#### Task requirements
Pull out every line in the records below that contains the string "picture", and copy each one unchanged.
— Begin Records —
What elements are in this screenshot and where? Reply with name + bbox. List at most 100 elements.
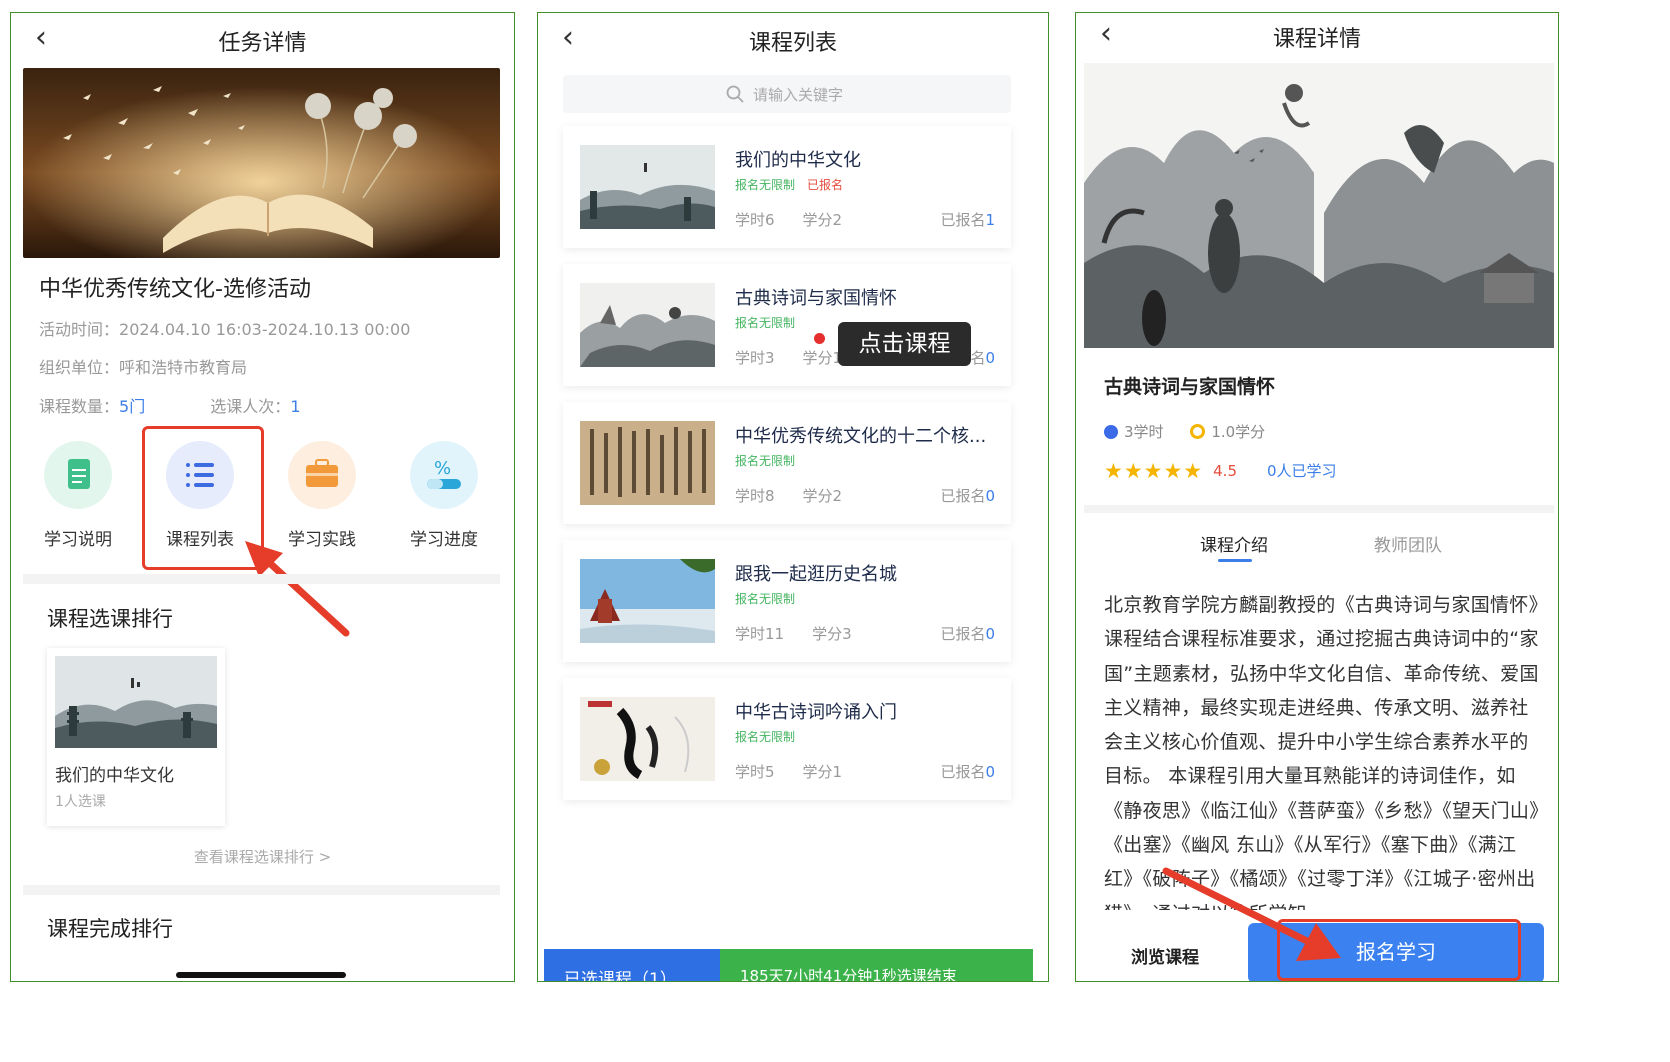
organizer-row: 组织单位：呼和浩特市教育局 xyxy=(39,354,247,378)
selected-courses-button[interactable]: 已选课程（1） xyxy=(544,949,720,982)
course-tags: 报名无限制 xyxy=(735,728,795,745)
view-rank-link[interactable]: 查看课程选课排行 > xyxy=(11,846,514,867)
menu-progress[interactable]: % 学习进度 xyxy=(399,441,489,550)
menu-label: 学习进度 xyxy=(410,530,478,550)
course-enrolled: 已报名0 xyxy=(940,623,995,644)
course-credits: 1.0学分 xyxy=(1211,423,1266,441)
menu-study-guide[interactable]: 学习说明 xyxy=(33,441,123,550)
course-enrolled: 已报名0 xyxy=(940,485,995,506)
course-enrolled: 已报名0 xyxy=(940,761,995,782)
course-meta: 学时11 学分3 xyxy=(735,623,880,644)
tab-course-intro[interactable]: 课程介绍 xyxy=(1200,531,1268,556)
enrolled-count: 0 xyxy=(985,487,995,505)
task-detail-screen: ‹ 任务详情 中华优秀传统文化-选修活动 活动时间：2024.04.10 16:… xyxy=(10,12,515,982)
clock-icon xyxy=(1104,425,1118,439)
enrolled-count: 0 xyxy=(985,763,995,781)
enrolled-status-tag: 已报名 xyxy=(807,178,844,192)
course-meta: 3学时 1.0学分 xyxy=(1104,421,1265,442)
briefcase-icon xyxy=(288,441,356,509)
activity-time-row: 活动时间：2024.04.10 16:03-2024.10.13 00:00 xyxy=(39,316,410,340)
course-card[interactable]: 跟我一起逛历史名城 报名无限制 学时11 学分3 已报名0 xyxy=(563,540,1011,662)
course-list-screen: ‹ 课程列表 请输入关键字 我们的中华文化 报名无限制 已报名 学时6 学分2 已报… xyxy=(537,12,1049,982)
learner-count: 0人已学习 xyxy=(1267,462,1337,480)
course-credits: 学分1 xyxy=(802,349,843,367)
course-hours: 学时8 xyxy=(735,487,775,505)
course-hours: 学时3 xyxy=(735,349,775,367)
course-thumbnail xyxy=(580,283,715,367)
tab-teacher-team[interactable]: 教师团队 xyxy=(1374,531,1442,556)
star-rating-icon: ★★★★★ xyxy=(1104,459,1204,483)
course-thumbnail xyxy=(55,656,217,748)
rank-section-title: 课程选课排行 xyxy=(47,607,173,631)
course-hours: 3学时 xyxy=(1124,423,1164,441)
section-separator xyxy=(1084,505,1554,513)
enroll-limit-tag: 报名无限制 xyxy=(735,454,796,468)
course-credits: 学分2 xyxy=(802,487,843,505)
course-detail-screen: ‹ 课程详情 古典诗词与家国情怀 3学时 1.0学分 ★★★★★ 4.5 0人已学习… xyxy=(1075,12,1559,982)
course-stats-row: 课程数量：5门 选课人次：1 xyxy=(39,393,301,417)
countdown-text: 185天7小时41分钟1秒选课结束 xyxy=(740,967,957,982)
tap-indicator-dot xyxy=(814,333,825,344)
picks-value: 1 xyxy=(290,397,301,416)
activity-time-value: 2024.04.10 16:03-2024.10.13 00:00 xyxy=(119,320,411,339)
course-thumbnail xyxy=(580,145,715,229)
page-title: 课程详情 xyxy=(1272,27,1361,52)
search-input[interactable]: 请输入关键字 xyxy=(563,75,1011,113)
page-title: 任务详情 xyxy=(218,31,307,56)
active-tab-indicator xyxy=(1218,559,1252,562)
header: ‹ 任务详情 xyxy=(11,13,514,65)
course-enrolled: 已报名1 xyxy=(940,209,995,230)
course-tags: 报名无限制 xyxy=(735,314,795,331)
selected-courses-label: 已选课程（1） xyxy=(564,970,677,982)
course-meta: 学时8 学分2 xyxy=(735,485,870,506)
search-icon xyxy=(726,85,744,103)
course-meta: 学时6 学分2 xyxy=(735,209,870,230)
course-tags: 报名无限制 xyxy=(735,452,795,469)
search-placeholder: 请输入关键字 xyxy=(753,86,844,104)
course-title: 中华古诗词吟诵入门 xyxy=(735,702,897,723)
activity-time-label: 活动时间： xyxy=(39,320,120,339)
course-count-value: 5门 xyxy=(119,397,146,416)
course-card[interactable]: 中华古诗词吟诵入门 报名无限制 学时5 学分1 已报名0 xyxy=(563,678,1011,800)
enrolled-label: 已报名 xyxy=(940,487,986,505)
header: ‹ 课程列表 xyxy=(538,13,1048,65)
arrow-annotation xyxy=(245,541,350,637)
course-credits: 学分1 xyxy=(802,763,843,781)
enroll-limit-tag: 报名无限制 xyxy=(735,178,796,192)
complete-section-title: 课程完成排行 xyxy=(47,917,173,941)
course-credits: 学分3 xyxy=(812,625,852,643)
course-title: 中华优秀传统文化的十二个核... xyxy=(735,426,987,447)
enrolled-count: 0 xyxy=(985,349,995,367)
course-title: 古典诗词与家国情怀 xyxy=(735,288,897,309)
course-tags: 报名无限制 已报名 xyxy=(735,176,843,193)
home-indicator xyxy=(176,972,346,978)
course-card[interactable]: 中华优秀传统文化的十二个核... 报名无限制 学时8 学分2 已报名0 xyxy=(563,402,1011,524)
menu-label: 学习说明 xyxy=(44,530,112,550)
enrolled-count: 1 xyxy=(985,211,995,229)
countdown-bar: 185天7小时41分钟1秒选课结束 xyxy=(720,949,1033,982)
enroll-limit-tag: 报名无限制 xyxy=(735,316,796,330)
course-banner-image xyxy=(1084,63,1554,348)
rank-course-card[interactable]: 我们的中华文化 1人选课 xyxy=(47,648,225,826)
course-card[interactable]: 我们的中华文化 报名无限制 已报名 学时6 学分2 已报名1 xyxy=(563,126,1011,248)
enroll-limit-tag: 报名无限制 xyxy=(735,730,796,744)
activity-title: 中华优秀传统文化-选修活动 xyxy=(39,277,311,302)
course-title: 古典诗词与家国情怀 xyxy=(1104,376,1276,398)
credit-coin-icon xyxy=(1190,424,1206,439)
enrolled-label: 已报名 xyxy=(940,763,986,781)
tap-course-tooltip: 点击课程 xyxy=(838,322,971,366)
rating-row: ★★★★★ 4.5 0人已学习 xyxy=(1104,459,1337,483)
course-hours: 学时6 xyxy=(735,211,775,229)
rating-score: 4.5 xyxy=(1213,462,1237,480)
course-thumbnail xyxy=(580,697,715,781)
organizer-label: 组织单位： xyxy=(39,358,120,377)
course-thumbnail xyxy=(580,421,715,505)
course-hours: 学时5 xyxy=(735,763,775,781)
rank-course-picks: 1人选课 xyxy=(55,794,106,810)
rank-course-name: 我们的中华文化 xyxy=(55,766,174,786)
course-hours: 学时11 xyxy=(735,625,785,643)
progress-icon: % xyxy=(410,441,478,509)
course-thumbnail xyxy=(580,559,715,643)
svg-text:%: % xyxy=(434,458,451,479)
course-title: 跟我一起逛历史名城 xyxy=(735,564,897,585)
— End Records —
— Begin Records —
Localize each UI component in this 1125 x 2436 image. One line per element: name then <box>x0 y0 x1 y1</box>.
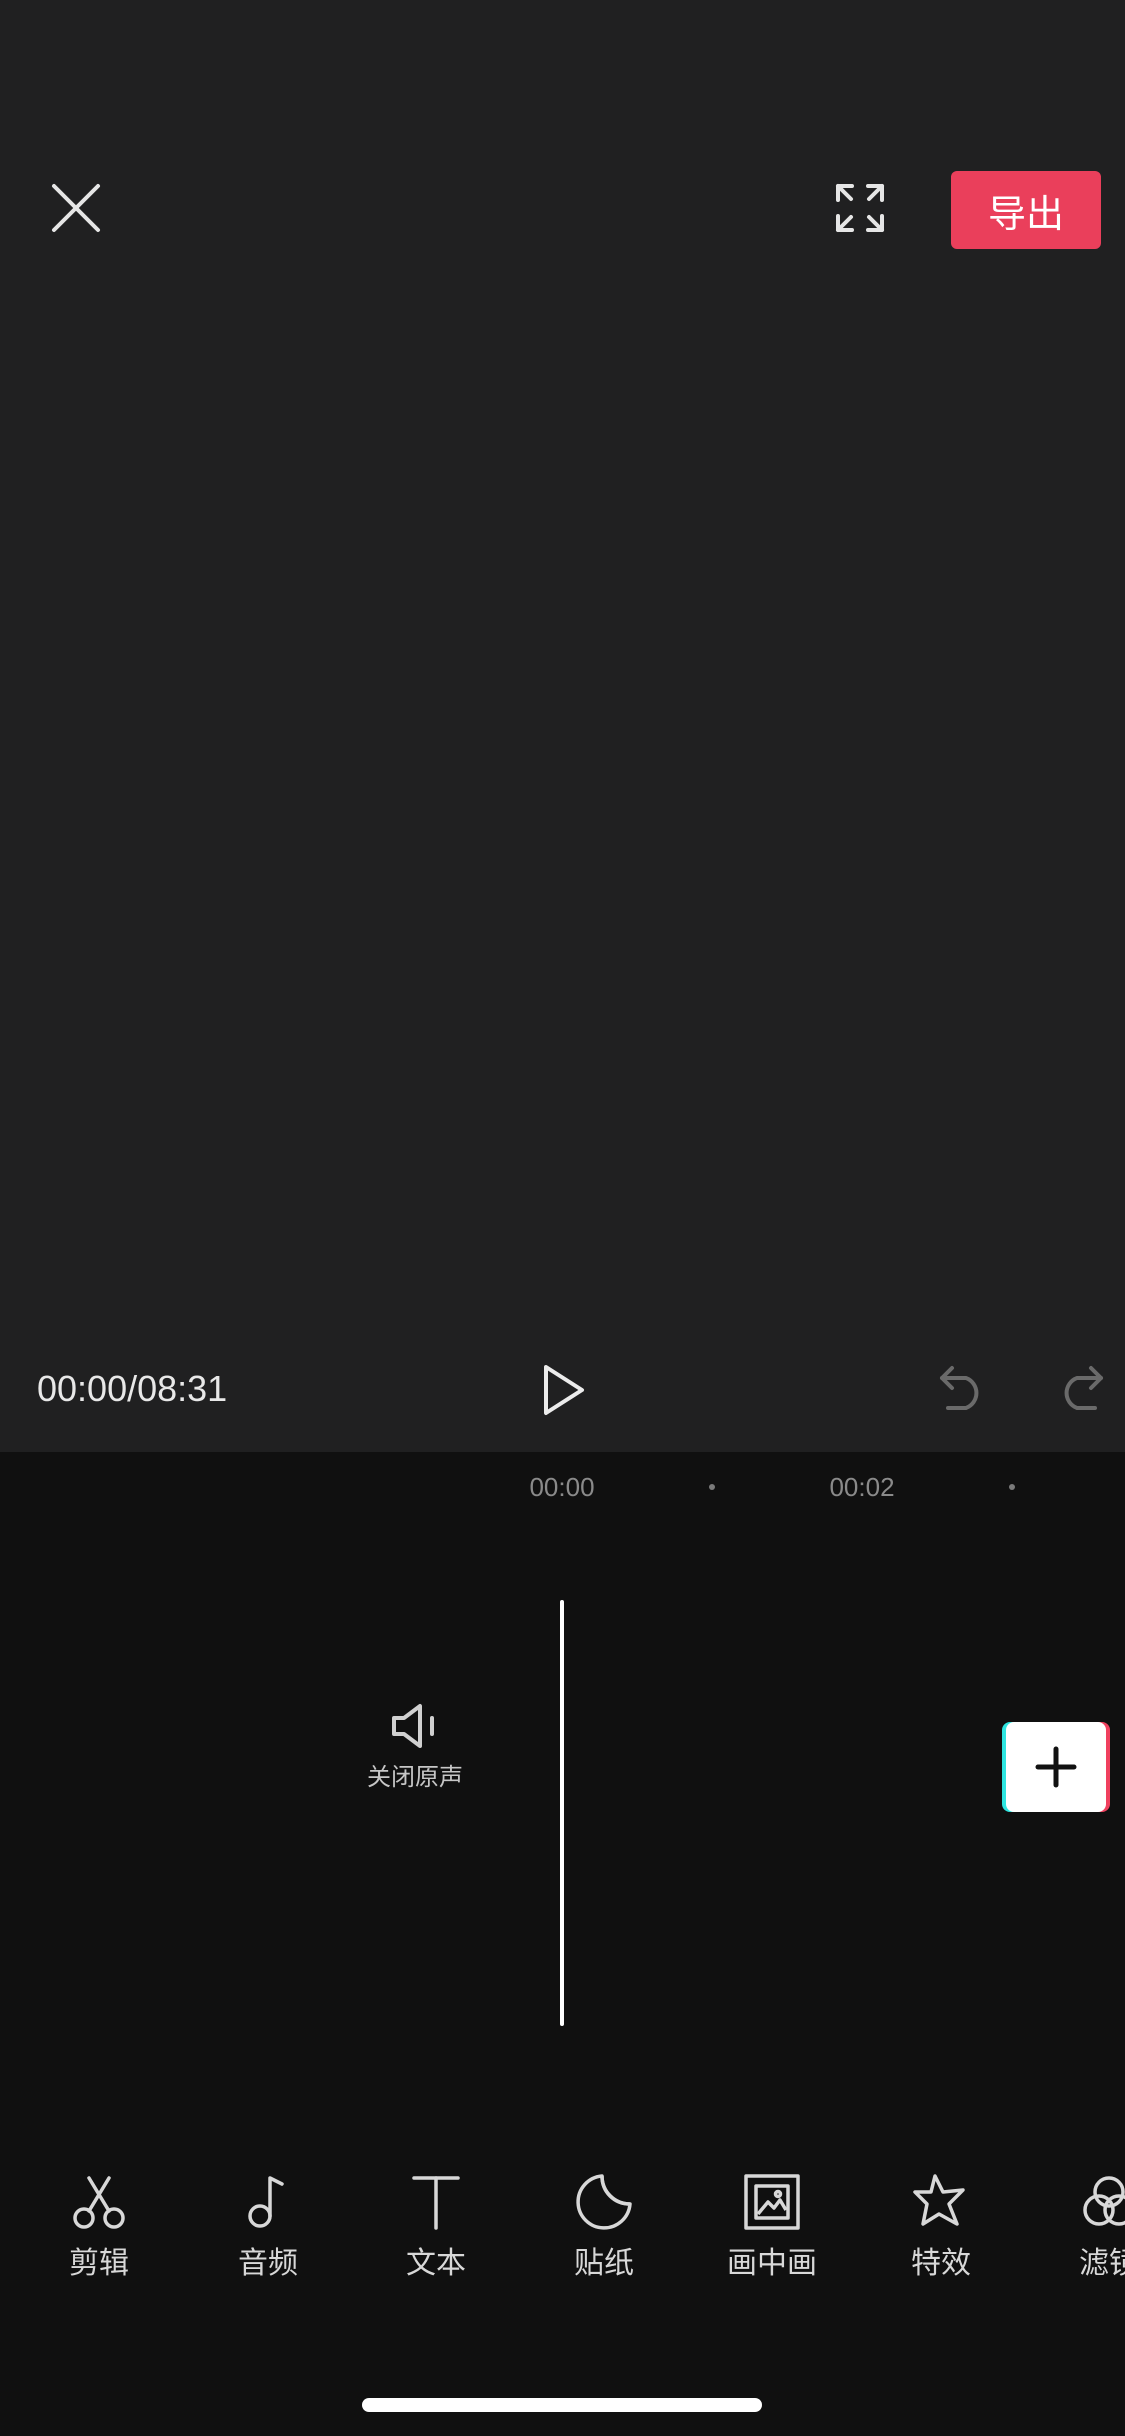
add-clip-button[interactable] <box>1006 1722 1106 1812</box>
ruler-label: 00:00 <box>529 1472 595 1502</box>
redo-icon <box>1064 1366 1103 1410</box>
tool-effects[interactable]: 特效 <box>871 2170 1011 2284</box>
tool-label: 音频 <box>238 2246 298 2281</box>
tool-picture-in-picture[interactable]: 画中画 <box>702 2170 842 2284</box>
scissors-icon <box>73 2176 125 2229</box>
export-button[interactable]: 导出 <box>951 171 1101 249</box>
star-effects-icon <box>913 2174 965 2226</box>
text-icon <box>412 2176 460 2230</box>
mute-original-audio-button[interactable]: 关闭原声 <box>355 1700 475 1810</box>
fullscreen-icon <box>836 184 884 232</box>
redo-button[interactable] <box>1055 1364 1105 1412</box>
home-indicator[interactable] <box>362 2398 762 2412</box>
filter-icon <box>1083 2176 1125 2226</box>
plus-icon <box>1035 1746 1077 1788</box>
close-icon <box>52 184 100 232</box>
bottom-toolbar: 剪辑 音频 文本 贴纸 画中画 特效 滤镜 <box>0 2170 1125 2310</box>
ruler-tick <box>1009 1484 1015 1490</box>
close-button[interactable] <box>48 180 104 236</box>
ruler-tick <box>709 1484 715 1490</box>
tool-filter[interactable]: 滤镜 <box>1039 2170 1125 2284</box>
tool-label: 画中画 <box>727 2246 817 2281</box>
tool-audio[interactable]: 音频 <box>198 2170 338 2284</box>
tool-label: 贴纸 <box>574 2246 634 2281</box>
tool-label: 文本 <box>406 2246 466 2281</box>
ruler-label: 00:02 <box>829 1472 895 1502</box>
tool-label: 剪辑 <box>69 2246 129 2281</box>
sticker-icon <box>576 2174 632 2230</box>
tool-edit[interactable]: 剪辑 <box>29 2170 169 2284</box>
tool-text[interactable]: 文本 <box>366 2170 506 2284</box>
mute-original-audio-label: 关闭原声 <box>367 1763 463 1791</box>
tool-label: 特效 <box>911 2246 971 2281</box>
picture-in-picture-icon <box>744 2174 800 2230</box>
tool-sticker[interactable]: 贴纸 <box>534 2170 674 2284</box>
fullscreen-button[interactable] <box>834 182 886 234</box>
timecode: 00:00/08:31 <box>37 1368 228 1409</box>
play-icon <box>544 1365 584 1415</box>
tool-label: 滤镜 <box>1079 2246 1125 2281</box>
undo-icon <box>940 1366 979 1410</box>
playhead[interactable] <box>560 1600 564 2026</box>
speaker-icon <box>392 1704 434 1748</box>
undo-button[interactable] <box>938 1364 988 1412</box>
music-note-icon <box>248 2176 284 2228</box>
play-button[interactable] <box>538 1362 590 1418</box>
— End Records —
— Begin Records —
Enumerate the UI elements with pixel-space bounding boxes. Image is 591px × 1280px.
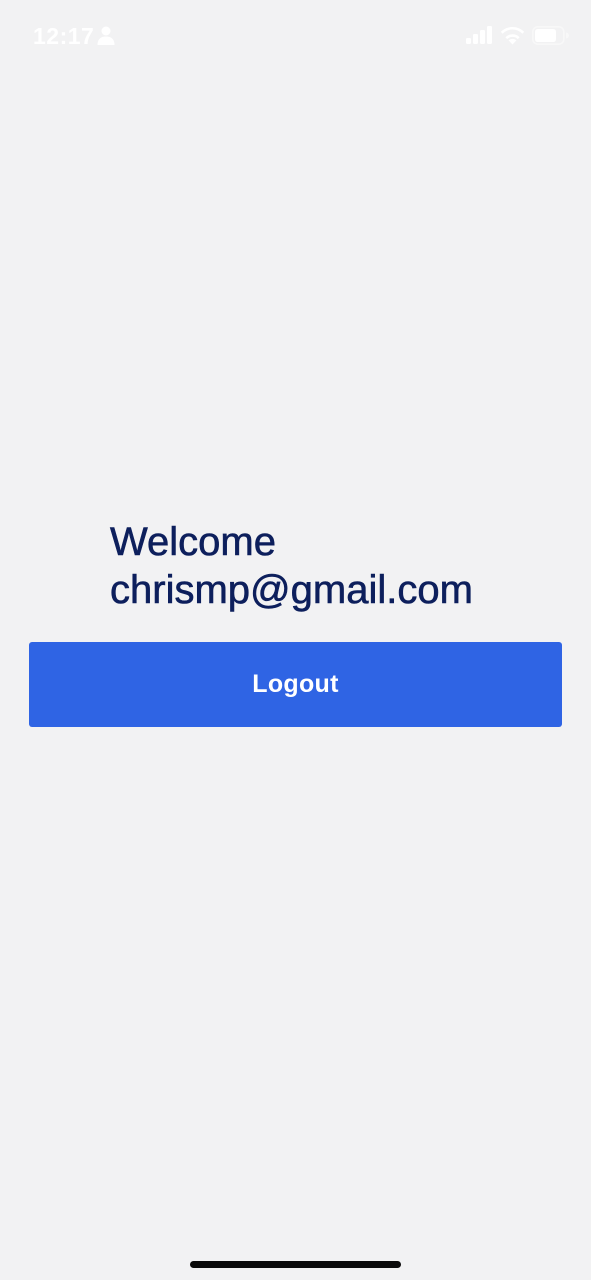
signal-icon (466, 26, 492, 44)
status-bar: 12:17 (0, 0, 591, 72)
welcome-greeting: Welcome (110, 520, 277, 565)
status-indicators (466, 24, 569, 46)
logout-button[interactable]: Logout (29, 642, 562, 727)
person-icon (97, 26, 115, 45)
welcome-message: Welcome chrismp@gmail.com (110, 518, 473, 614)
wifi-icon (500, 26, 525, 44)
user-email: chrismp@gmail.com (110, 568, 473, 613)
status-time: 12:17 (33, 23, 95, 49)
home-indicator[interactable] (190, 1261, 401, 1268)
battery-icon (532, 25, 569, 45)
— End Records —
#### Finished exercise
tool-picture-in-picture[interactable]: 画中画 <box>702 2170 842 2284</box>
picture-in-picture-icon <box>744 2174 800 2230</box>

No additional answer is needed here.